**YOUR TASK:** It is required that all of the data be written out exactly.

[start INPUT]

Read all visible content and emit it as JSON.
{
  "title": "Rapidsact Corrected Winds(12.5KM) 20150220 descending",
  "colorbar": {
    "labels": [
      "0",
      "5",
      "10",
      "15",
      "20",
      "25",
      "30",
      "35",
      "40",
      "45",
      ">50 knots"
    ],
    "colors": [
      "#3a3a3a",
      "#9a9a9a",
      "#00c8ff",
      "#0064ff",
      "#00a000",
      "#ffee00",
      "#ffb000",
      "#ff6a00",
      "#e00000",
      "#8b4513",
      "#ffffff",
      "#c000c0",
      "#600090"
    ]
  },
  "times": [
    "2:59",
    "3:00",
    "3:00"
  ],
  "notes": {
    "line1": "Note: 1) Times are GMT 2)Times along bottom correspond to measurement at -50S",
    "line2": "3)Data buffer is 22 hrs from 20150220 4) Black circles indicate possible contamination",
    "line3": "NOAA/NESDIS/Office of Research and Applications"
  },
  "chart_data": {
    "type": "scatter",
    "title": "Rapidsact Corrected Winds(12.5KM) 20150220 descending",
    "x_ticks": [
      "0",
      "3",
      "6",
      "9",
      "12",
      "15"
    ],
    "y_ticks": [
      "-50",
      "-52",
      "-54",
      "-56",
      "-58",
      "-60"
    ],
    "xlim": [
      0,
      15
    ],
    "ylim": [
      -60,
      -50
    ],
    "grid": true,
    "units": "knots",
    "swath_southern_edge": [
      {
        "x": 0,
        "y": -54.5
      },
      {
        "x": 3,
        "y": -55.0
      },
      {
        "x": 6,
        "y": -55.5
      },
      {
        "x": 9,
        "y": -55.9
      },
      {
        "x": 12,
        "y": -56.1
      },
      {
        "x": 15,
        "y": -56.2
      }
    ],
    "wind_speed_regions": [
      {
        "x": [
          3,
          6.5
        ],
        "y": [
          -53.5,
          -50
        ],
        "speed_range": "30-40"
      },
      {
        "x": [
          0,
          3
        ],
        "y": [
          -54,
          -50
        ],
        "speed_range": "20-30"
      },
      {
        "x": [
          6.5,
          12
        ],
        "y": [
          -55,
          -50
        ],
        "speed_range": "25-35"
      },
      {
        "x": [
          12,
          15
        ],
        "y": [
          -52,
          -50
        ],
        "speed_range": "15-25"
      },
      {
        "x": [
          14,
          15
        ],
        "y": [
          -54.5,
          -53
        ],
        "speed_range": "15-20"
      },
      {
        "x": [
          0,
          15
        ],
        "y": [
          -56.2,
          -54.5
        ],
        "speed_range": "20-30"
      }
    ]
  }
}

[end INPUT]

**WRITTEN RESPONSE:**
Read all visible content and emit it as JSON.
{
  "title": "Rapidsact Corrected Winds(12.5KM) 20150220 descending",
  "colorbar": {
    "labels": [
      "0",
      "5",
      "10",
      "15",
      "20",
      "25",
      "30",
      "35",
      "40",
      "45",
      ">50 knots"
    ],
    "colors": [
      "#3a3a3a",
      "#9a9a9a",
      "#00c8ff",
      "#0064ff",
      "#00a000",
      "#ffee00",
      "#ffb000",
      "#ff6a00",
      "#e00000",
      "#8b4513",
      "#ffffff",
      "#c000c0",
      "#600090"
    ]
  },
  "times": [
    "2:59",
    "3:00",
    "3:00"
  ],
  "notes": {
    "line1": "Note: 1) Times are GMT 2)Times along bottom correspond to measurement at -50S",
    "line2": "3)Data buffer is 22 hrs from 20150220 4) Black circles indicate possible contamination",
    "line3": "NOAA/NESDIS/Office of Research and Applications"
  },
  "chart_data": {
    "type": "scatter",
    "title": "Rapidsact Corrected Winds(12.5KM) 20150220 descending",
    "x_ticks": [
      "0",
      "3",
      "6",
      "9",
      "12",
      "15"
    ],
    "y_ticks": [
      "-50",
      "-52",
      "-54",
      "-56",
      "-58",
      "-60"
    ],
    "xlim": [
      0,
      15
    ],
    "ylim": [
      -60,
      -50
    ],
    "grid": true,
    "units": "knots",
    "swath_southern_edge": [
      {
        "x": 0,
        "y": -54.5
      },
      {
        "x": 3,
        "y": -55.0
      },
      {
        "x": 6,
        "y": -55.5
      },
      {
        "x": 9,
        "y": -55.9
      },
      {
        "x": 12,
        "y": -56.1
      },
      {
        "x": 15,
        "y": -56.2
      }
    ],
    "wind_speed_regions": [
      {
        "x": [
          3,
          6.5
        ],
        "y": [
          -53.5,
          -50
        ],
        "speed_range": "30-40"
      },
      {
        "x": [
          0,
          3
        ],
        "y": [
          -54,
          -50
        ],
        "speed_range": "20-30"
      },
      {
        "x": [
          6.5,
          12
        ],
        "y": [
          -55,
          -50
        ],
        "speed_range": "25-35"
      },
      {
        "x": [
          12,
          15
        ],
        "y": [
          -52,
          -50
        ],
        "speed_range": "15-25"
      },
      {
        "x": [
          14,
          15
        ],
        "y": [
          -54.5,
          -53
        ],
        "speed_range": "15-20"
      },
      {
        "x": [
          0,
          15
        ],
        "y": [
          -56.2,
          -54.5
        ],
        "speed_range": "20-30"
      }
    ]
  }
}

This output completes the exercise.